STATED PROBLEM: Locate every line in the records below that contains the word "definicji", and copy each one.
::: RECORDS SHOWN :::
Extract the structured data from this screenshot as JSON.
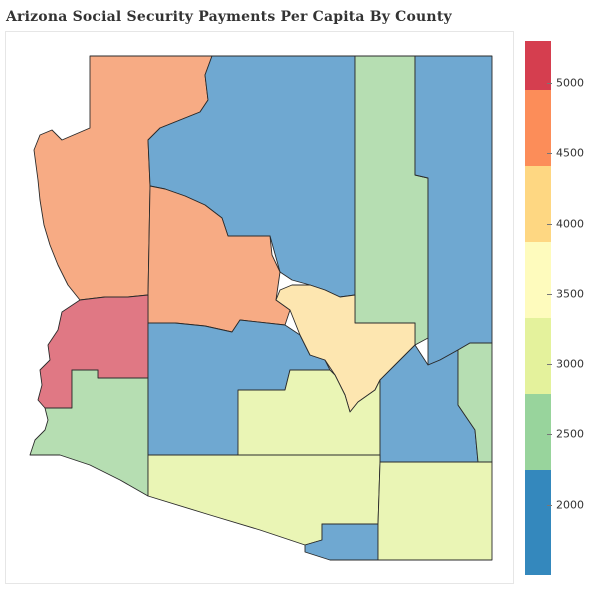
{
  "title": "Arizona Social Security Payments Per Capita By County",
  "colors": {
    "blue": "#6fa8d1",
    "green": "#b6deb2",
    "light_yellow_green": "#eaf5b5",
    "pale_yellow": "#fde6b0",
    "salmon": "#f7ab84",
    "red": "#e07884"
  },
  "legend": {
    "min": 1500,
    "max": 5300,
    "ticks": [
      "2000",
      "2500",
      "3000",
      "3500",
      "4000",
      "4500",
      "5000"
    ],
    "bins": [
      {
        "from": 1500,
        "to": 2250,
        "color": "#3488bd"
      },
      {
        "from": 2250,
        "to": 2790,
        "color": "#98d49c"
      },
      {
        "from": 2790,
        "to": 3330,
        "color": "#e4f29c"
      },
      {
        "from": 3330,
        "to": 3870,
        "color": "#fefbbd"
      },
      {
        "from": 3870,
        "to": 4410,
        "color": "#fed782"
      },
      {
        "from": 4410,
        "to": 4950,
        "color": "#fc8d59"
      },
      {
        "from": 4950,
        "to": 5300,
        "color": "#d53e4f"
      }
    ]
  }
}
:::
::: RECORDS SHOWN :::
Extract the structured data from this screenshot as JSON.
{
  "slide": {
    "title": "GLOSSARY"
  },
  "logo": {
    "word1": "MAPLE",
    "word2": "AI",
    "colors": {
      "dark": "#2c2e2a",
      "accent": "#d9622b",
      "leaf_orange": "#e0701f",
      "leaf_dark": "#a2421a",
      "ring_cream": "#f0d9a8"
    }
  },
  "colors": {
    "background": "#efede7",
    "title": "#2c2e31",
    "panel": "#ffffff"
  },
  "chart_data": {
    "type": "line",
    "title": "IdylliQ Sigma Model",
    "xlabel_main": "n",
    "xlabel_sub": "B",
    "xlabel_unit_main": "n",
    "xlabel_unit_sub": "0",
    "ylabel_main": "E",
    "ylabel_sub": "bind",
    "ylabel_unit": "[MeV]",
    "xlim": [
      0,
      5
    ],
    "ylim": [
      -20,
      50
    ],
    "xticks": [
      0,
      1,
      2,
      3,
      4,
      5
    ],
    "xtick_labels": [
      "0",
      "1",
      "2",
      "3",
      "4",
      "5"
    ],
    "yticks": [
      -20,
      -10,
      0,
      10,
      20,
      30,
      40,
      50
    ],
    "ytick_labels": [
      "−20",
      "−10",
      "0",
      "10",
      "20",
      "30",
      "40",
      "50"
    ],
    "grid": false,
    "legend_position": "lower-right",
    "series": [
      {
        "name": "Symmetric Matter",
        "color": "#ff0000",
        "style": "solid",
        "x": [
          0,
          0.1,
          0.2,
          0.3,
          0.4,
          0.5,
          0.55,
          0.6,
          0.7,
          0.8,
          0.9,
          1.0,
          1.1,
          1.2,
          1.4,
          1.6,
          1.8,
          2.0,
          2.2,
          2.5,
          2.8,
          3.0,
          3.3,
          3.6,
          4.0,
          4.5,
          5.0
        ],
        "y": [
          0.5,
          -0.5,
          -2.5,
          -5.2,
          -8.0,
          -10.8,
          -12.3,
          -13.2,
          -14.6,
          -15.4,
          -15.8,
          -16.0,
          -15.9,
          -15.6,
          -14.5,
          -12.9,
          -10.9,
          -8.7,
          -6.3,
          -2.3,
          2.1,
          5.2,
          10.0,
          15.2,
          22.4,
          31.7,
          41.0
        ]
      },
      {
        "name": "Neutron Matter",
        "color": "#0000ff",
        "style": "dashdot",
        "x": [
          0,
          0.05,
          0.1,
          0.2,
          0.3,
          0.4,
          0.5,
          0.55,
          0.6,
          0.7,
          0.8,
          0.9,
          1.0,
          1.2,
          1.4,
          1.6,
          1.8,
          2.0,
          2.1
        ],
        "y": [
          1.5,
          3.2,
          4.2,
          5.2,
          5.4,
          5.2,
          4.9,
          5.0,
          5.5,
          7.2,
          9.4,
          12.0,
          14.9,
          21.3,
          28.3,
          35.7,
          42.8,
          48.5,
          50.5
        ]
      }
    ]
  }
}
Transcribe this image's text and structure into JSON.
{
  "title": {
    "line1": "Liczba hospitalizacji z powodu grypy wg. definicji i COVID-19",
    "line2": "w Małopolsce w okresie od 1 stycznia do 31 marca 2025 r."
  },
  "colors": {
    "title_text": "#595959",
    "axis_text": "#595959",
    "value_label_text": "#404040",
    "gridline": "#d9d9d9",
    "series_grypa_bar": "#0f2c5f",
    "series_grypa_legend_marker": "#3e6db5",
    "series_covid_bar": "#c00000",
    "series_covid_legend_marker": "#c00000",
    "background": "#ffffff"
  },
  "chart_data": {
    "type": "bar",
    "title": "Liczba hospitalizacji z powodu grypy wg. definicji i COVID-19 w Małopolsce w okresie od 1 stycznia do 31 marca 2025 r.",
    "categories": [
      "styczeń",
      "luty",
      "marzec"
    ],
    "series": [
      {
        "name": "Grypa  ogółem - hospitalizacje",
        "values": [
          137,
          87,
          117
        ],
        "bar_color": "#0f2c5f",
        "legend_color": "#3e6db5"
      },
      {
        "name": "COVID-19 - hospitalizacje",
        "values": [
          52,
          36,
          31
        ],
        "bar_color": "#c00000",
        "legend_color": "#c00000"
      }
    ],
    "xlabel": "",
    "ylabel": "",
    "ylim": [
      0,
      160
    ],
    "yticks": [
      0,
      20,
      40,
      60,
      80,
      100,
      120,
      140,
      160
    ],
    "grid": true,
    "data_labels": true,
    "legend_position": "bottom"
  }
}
:::
THE COMPLETED TASK:
    "line1": "Liczba hospitalizacji z powodu grypy wg. definicji i COVID-19",
    "title": "Liczba hospitalizacji z powodu grypy wg. definicji i COVID-19 w Małopolsce w okresie od 1 stycznia do 31 marca 2025 r.",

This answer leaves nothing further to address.